--- begin ---

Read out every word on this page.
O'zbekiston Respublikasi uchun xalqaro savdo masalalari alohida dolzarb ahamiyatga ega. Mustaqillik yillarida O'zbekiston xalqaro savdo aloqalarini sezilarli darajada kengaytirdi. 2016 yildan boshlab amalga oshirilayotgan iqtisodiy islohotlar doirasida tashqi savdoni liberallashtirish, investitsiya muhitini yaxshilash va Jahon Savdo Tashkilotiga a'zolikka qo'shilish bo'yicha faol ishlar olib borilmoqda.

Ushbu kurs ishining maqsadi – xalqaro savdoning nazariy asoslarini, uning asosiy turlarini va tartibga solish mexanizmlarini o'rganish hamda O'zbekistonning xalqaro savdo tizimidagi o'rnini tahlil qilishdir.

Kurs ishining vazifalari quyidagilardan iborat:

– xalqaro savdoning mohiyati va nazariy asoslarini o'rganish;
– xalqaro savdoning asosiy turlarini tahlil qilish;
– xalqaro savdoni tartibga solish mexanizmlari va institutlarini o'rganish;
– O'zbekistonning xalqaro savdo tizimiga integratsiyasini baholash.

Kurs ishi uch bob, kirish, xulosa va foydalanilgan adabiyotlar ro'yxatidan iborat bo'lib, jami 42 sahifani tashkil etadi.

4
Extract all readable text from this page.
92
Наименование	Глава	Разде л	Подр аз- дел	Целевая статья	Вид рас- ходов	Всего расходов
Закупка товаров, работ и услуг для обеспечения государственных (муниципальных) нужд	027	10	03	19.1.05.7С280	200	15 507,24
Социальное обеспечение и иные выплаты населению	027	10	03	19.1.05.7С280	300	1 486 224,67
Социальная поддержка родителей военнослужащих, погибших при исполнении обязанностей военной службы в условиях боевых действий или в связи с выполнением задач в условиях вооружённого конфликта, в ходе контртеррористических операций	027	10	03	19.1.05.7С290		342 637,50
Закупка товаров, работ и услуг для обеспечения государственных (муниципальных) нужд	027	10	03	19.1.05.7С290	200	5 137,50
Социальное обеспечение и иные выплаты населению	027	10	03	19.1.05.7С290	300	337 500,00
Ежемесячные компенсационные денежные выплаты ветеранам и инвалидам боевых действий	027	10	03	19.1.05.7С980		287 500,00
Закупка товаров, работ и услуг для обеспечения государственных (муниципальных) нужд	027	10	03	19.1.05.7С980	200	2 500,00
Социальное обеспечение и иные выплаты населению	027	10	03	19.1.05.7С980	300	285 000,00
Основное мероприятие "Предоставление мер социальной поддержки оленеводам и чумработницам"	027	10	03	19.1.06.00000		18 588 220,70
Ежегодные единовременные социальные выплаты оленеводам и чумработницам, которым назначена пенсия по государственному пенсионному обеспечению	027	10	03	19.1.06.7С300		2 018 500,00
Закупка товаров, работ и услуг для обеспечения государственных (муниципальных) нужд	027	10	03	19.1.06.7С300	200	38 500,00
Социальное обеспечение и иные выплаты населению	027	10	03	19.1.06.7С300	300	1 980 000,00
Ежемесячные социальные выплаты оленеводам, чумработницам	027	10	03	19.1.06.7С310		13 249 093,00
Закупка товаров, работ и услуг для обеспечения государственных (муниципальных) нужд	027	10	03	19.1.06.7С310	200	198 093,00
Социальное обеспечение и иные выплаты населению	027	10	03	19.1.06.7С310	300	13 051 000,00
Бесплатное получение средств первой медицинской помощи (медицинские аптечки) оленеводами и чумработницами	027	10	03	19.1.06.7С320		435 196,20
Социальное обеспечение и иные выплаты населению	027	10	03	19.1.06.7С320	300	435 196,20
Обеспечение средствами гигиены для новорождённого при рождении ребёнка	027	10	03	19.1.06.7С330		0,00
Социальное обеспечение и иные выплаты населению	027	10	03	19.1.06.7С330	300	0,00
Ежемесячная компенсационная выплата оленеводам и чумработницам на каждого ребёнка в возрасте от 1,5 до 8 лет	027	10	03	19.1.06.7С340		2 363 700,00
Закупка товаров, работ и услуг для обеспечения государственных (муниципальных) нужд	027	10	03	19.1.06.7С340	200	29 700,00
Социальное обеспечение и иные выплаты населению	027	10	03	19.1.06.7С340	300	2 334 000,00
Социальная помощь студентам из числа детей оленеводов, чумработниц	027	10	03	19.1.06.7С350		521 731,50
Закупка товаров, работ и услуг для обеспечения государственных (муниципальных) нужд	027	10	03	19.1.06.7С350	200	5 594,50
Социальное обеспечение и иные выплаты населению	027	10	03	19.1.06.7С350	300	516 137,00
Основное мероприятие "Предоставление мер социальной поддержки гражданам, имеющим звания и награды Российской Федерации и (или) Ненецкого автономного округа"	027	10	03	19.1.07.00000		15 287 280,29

--- end ---

• **TASK PROMPT**
Quote every line of the data, word for word.

• **EXPECTED ANSWER**
Read out every word on this page.
O'zbekiston Respublikasi uchun xalqaro savdo masalalari alohida dolzarb ahamiyatga ega. Mustaqillik yillarida O'zbekiston xalqaro savdo aloqalarini sezilarli darajada kengaytirdi. 2016 yildan boshlab amalga oshirilayotgan iqtisodiy islohotlar doirasida tashqi savdoni liberallashtirish, investitsiya muhitini yaxshilash va Jahon Savdo Tashkilotiga a'zolikka qo'shilish bo'yicha faol ishlar olib borilmoqda.

Ushbu kurs ishining maqsadi – xalqaro savdoning nazariy asoslarini, uning asosiy turlarini va tartibga solish mexanizmlarini o'rganish hamda O'zbekistonning xalqaro savdo tizimidagi o'rnini tahlil qilishdir.

Kurs ishining vazifalari quyidagilardan iborat:

– xalqaro savdoning mohiyati va nazariy asoslarini o'rganish;
– xalqaro savdoning asosiy turlarini tahlil qilish;
– xalqaro savdoni tartibga solish mexanizmlari va institutlarini o'rganish;
– O'zbekistonning xalqaro savdo tizimiga integratsiyasini baholash.

Kurs ishi uch bob, kirish, xulosa va foydalanilgan adabiyotlar ro'yxatidan iborat bo'lib, jami 42 sahifani tashkil etadi.

4
Extract all readable text from this page.
92
Наименование	Глава	Разде л	Подр аз- дел	Целевая статья	Вид рас- ходов	Всего расходов
Закупка товаров, работ и услуг для обеспечения государственных (муниципальных) нужд	027	10	03	19.1.05.7С280	200	15 507,24
Социальное обеспечение и иные выплаты населению	027	10	03	19.1.05.7С280	300	1 486 224,67
Социальная поддержка родителей военнослужащих, погибших при исполнении обязанностей военной службы в условиях боевых действий или в связи с выполнением задач в условиях вооружённого конфликта, в ходе контртеррористических операций	027	10	03	19.1.05.7С290		342 637,50
Закупка товаров, работ и услуг для обеспечения государственных (муниципальных) нужд	027	10	03	19.1.05.7С290	200	5 137,50
Социальное обеспечение и иные выплаты населению	027	10	03	19.1.05.7С290	300	337 500,00
Ежемесячные компенсационные денежные выплаты ветеранам и инвалидам боевых действий	027	10	03	19.1.05.7С980		287 500,00
Закупка товаров, работ и услуг для обеспечения государственных (муниципальных) нужд	027	10	03	19.1.05.7С980	200	2 500,00
Социальное обеспечение и иные выплаты населению	027	10	03	19.1.05.7С980	300	285 000,00
Основное мероприятие "Предоставление мер социальной поддержки оленеводам и чумработницам"	027	10	03	19.1.06.00000		18 588 220,70
Ежегодные единовременные социальные выплаты оленеводам и чумработницам, которым назначена пенсия по государственному пенсионному обеспечению	027	10	03	19.1.06.7С300		2 018 500,00
Закупка товаров, работ и услуг для обеспечения государственных (муниципальных) нужд	027	10	03	19.1.06.7С300	200	38 500,00
Социальное обеспечение и иные выплаты населению	027	10	03	19.1.06.7С300	300	1 980 000,00
Ежемесячные социальные выплаты оленеводам, чумработницам	027	10	03	19.1.06.7С310		13 249 093,00
Закупка товаров, работ и услуг для обеспечения государственных (муниципальных) нужд	027	10	03	19.1.06.7С310	200	198 093,00
Социальное обеспечение и иные выплаты населению	027	10	03	19.1.06.7С310	300	13 051 000,00
Бесплатное получение средств первой медицинской помощи (медицинские аптечки) оленеводами и чумработницами	027	10	03	19.1.06.7С320		435 196,20
Социальное обеспечение и иные выплаты населению	027	10	03	19.1.06.7С320	300	435 196,20
Обеспечение средствами гигиены для новорождённого при рождении ребёнка	027	10	03	19.1.06.7С330		0,00
Социальное обеспечение и иные выплаты населению	027	10	03	19.1.06.7С330	300	0,00
Ежемесячная компенсационная выплата оленеводам и чумработницам на каждого ребёнка в возрасте от 1,5 до 8 лет	027	10	03	19.1.06.7С340		2 363 700,00
Закупка товаров, работ и услуг для обеспечения государственных (муниципальных) нужд	027	10	03	19.1.06.7С340	200	29 700,00
Социальное обеспечение и иные выплаты населению	027	10	03	19.1.06.7С340	300	2 334 000,00
Социальная помощь студентам из числа детей оленеводов, чумработниц	027	10	03	19.1.06.7С350		521 731,50
Закупка товаров, работ и услуг для обеспечения государственных (муниципальных) нужд	027	10	03	19.1.06.7С350	200	5 594,50
Социальное обеспечение и иные выплаты населению	027	10	03	19.1.06.7С350	300	516 137,00
Основное мероприятие "Предоставление мер социальной поддержки гражданам, имеющим звания и награды Российской Федерации и (или) Ненецкого автономного округа"	027	10	03	19.1.07.00000		15 287 280,29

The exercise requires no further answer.